> Problem description:
Every line below should be repeated exactly.

> Stored rows:
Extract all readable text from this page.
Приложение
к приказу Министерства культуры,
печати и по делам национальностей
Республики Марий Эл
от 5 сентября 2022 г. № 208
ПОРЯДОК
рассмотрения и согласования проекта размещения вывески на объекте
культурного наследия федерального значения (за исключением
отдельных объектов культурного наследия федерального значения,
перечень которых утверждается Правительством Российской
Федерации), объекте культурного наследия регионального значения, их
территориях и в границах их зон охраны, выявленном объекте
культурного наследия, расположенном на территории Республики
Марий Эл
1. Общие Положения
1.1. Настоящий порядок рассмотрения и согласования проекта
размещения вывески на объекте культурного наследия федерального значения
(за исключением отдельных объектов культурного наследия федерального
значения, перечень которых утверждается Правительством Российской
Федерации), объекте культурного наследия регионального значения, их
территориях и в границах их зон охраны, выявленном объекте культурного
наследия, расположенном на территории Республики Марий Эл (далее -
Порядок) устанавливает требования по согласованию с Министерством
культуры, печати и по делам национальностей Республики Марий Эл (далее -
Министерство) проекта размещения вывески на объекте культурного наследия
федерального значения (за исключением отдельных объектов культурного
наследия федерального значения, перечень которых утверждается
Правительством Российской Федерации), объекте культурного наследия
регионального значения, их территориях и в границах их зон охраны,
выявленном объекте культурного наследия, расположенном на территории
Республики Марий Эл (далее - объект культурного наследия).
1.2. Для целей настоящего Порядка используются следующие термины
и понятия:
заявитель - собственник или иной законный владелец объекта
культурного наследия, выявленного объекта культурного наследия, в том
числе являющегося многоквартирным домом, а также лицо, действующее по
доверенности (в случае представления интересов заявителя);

> Result for this task:
Extract all readable text from this page.
Приложение
к приказу Министерства культуры,
печати и по делам национальностей
Республики Марий Эл
от 5 сентября 2022 г. № 208
ПОРЯДОК
рассмотрения и согласования проекта размещения вывески на объекте
культурного наследия федерального значения (за исключением
отдельных объектов культурного наследия федерального значения,
перечень которых утверждается Правительством Российской
Федерации), объекте культурного наследия регионального значения, их
территориях и в границах их зон охраны, выявленном объекте
культурного наследия, расположенном на территории Республики
Марий Эл
1. Общие Положения
1.1. Настоящий порядок рассмотрения и согласования проекта
размещения вывески на объекте культурного наследия федерального значения
(за исключением отдельных объектов культурного наследия федерального
значения, перечень которых утверждается Правительством Российской
Федерации), объекте культурного наследия регионального значения, их
территориях и в границах их зон охраны, выявленном объекте культурного
наследия, расположенном на территории Республики Марий Эл (далее -
Порядок) устанавливает требования по согласованию с Министерством
культуры, печати и по делам национальностей Республики Марий Эл (далее -
Министерство) проекта размещения вывески на объекте культурного наследия
федерального значения (за исключением отдельных объектов культурного
наследия федерального значения, перечень которых утверждается
Правительством Российской Федерации), объекте культурного наследия
регионального значения, их территориях и в границах их зон охраны,
выявленном объекте культурного наследия, расположенном на территории
Республики Марий Эл (далее - объект культурного наследия).
1.2. Для целей настоящего Порядка используются следующие термины
и понятия:
заявитель - собственник или иной законный владелец объекта
культурного наследия, выявленного объекта культурного наследия, в том
числе являющегося многоквартирным домом, а также лицо, действующее по
доверенности (в случае представления интересов заявителя);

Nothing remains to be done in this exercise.